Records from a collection
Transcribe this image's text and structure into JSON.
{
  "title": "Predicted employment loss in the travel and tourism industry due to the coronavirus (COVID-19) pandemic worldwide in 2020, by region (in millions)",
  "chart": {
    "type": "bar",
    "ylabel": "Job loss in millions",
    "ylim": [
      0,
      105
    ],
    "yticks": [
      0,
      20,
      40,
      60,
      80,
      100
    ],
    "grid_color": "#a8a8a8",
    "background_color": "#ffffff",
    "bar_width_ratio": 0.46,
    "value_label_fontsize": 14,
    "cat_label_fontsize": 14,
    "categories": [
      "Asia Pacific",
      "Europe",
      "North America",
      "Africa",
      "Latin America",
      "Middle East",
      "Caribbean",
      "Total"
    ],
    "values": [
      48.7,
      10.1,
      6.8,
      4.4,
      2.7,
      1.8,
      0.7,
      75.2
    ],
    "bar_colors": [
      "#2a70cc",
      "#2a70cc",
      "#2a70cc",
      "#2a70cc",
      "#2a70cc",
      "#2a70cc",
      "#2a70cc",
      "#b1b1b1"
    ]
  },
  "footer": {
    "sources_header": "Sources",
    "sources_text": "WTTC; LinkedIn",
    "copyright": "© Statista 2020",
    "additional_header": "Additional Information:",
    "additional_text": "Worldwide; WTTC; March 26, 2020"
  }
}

(Brief): Would you please repeat all the entries exactly as written?

(Exercise result):
Transcribe this image's text and structure into JSON.
{
  "title": "Predicted employment loss in the travel and tourism industry due to the coronavirus (COVID-19) pandemic worldwide in 2020, by region (in millions)",
  "chart": {
    "type": "bar",
    "ylabel": "Job loss in millions",
    "ylim": [
      0,
      105
    ],
    "yticks": [
      0,
      20,
      40,
      60,
      80,
      100
    ],
    "grid_color": "#a8a8a8",
    "background_color": "#ffffff",
    "bar_width_ratio": 0.46,
    "value_label_fontsize": 14,
    "cat_label_fontsize": 14,
    "categories": [
      "Asia Pacific",
      "Europe",
      "North America",
      "Africa",
      "Latin America",
      "Middle East",
      "Caribbean",
      "Total"
    ],
    "values": [
      48.7,
      10.1,
      6.8,
      4.4,
      2.7,
      1.8,
      0.7,
      75.2
    ],
    "bar_colors": [
      "#2a70cc",
      "#2a70cc",
      "#2a70cc",
      "#2a70cc",
      "#2a70cc",
      "#2a70cc",
      "#2a70cc",
      "#b1b1b1"
    ]
  },
  "footer": {
    "sources_header": "Sources",
    "sources_text": "WTTC; LinkedIn",
    "copyright": "© Statista 2020",
    "additional_header": "Additional Information:",
    "additional_text": "Worldwide; WTTC; March 26, 2020"
  }
}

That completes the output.